§ **What is required**:
Repeat every record exactly, but keep images out of the copy.

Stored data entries
_____
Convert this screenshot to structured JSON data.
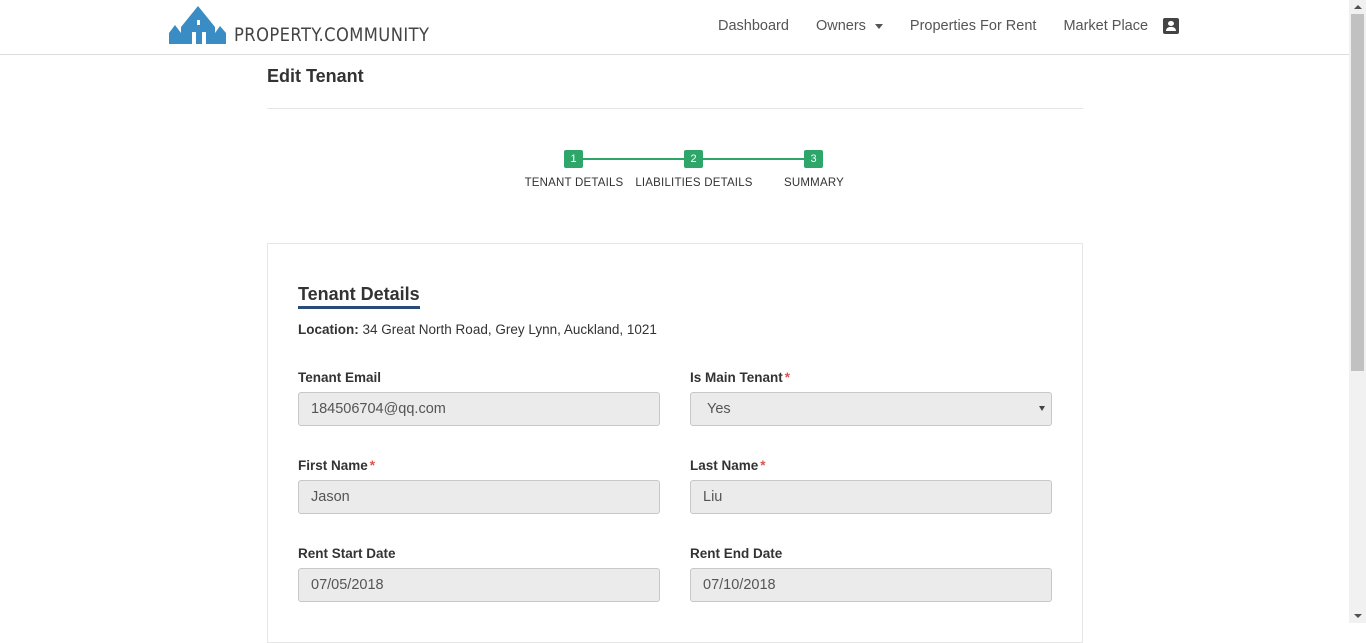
{
  "header": {
    "logo_text": "PROPERTY.COMMUNITY",
    "nav": {
      "dashboard": "Dashboard",
      "owners": "Owners",
      "properties_for_rent": "Properties For Rent",
      "market_place": "Market Place"
    },
    "user_icon": "account-box-icon"
  },
  "page": {
    "title": "Edit Tenant"
  },
  "stepper": {
    "steps": [
      {
        "number": "1",
        "label": "TENANT DETAILS"
      },
      {
        "number": "2",
        "label": "LIABILITIES DETAILS"
      },
      {
        "number": "3",
        "label": "SUMMARY"
      }
    ],
    "color": "#2ea66a"
  },
  "form": {
    "section_title": "Tenant Details",
    "location_label": "Location:",
    "location_value": "34 Great North Road, Grey Lynn, Auckland, 1021",
    "fields": {
      "tenant_email": {
        "label": "Tenant Email",
        "value": "184506704@qq.com"
      },
      "is_main_tenant": {
        "label": "Is Main Tenant",
        "value": "Yes",
        "required": "*"
      },
      "first_name": {
        "label": "First Name",
        "value": "Jason",
        "required": "*"
      },
      "last_name": {
        "label": "Last Name",
        "value": "Liu",
        "required": "*"
      },
      "rent_start_date": {
        "label": "Rent Start Date",
        "value": "07/05/2018"
      },
      "rent_end_date": {
        "label": "Rent End Date",
        "value": "07/10/2018"
      }
    }
  },
  "colors": {
    "brand_blue": "#3a8cc4",
    "step_green": "#2ea66a",
    "section_underline": "#2a4a7a",
    "required_red": "#d9534f"
  }
}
_____
§ **Exercise output**:
Convert this screenshot to structured JSON data.
{
  "header": {
    "logo_text": "PROPERTY.COMMUNITY",
    "nav": {
      "dashboard": "Dashboard",
      "owners": "Owners",
      "properties_for_rent": "Properties For Rent",
      "market_place": "Market Place"
    },
    "user_icon": "account-box-icon"
  },
  "page": {
    "title": "Edit Tenant"
  },
  "stepper": {
    "steps": [
      {
        "number": "1",
        "label": "TENANT DETAILS"
      },
      {
        "number": "2",
        "label": "LIABILITIES DETAILS"
      },
      {
        "number": "3",
        "label": "SUMMARY"
      }
    ],
    "color": "#2ea66a"
  },
  "form": {
    "section_title": "Tenant Details",
    "location_label": "Location:",
    "location_value": "34 Great North Road, Grey Lynn, Auckland, 1021",
    "fields": {
      "tenant_email": {
        "label": "Tenant Email",
        "value": "184506704@qq.com"
      },
      "is_main_tenant": {
        "label": "Is Main Tenant",
        "value": "Yes",
        "required": "*"
      },
      "first_name": {
        "label": "First Name",
        "value": "Jason",
        "required": "*"
      },
      "last_name": {
        "label": "Last Name",
        "value": "Liu",
        "required": "*"
      },
      "rent_start_date": {
        "label": "Rent Start Date",
        "value": "07/05/2018"
      },
      "rent_end_date": {
        "label": "Rent End Date",
        "value": "07/10/2018"
      }
    }
  },
  "colors": {
    "brand_blue": "#3a8cc4",
    "step_green": "#2ea66a",
    "section_underline": "#2a4a7a",
    "required_red": "#d9534f"
  }
}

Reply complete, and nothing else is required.